Task to complete → Return all of the data exactly as written, without the pictures.

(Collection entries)
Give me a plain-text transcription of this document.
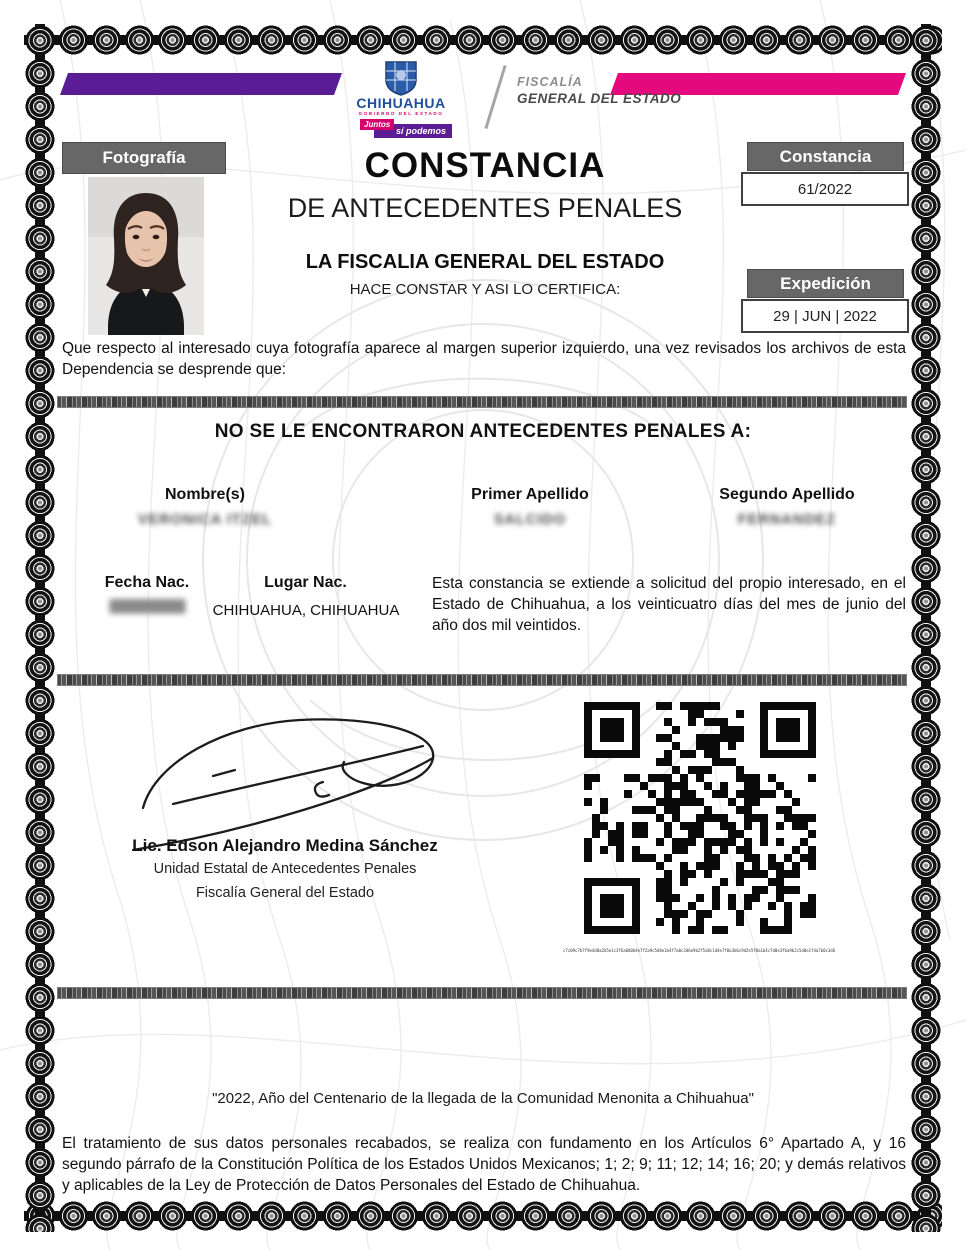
CHIHUAHUA
GOBIERNO DEL ESTADO
Juntos
sí podemos
FISCALÍA
GENERAL DEL ESTADO
Fotografía	Constancia
61/2022
Expedición
29 | JUN | 2022
CONSTANCIA
DE ANTECEDENTES PENALES
LA FISCALIA GENERAL DEL ESTADO
HACE CONSTAR Y ASI LO CERTIFICA:
Que respecto al interesado cuya fotografía aparece al margen superior izquierdo, una vez revisados los archivos de esta Dependencia se desprende que:
NO SE LE ENCONTRARON ANTECEDENTES PENALES A:
Nombre(s)
VERONICA ITZEL
Primer Apellido
SALCIDO
Segundo Apellido
FERNANDEZ
Fecha Nac.
██████████
Lugar Nac.
CHIHUAHUA, CHIHUAHUA
Esta constancia se extiende a solicitud del propio interesado, en el Estado de Chihuahua, a los veinticuatro días del mes de junio del año dos mil veintidos.
Lic. Edson Alejandro Medina Sánchez
Unidad Estatal de Antecedentes Penales
Fiscalía General del Estado
c7c09c7b7f9e4d8a2b5e1c3f6a8d0b4e7f2a9c5d8e1b4f7a0c3d6e9b2f5a8c1d4e7f0a3b6c9d2e5f8a1b4c7d0e3f6a9b2c5d8e1f4a7b0c3d6
"2022, Año del Centenario de la llegada de la Comunidad Menonita a Chihuahua"
El tratamiento de sus datos personales recabados, se realiza con fundamento en los Artículos 6° Apartado A, y 16 segundo párrafo de la Constitución Política de los Estados Unidos Mexicanos; 1; 2; 9; 11; 12; 14; 16; 20; y demás relativos y aplicables de la Ley de Protección de Datos Personales del Estado de Chihuahua.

The solution →
Give me a plain-text transcription of this document.
CHIHUAHUA
GOBIERNO DEL ESTADO
Juntos
sí podemos
FISCALÍA
GENERAL DEL ESTADO
Fotografía	Constancia
61/2022
Expedición
29 | JUN | 2022
CONSTANCIA
DE ANTECEDENTES PENALES
LA FISCALIA GENERAL DEL ESTADO
HACE CONSTAR Y ASI LO CERTIFICA:
Que respecto al interesado cuya fotografía aparece al margen superior izquierdo, una vez revisados los archivos de esta Dependencia se desprende que:
NO SE LE ENCONTRARON ANTECEDENTES PENALES A:
Nombre(s)
VERONICA ITZEL
Primer Apellido
SALCIDO
Segundo Apellido
FERNANDEZ
Fecha Nac.
██████████
Lugar Nac.
CHIHUAHUA, CHIHUAHUA
Esta constancia se extiende a solicitud del propio interesado, en el Estado de Chihuahua, a los veinticuatro días del mes de junio del año dos mil veintidos.
Lic. Edson Alejandro Medina Sánchez
Unidad Estatal de Antecedentes Penales
Fiscalía General del Estado
c7c09c7b7f9e4d8a2b5e1c3f6a8d0b4e7f2a9c5d8e1b4f7a0c3d6e9b2f5a8c1d4e7f0a3b6c9d2e5f8a1b4c7d0e3f6a9b2c5d8e1f4a7b0c3d6
"2022, Año del Centenario de la llegada de la Comunidad Menonita a Chihuahua"
El tratamiento de sus datos personales recabados, se realiza con fundamento en los Artículos 6° Apartado A, y 16 segundo párrafo de la Constitución Política de los Estados Unidos Mexicanos; 1; 2; 9; 11; 12; 14; 16; 20; y demás relativos y aplicables de la Ley de Protección de Datos Personales del Estado de Chihuahua.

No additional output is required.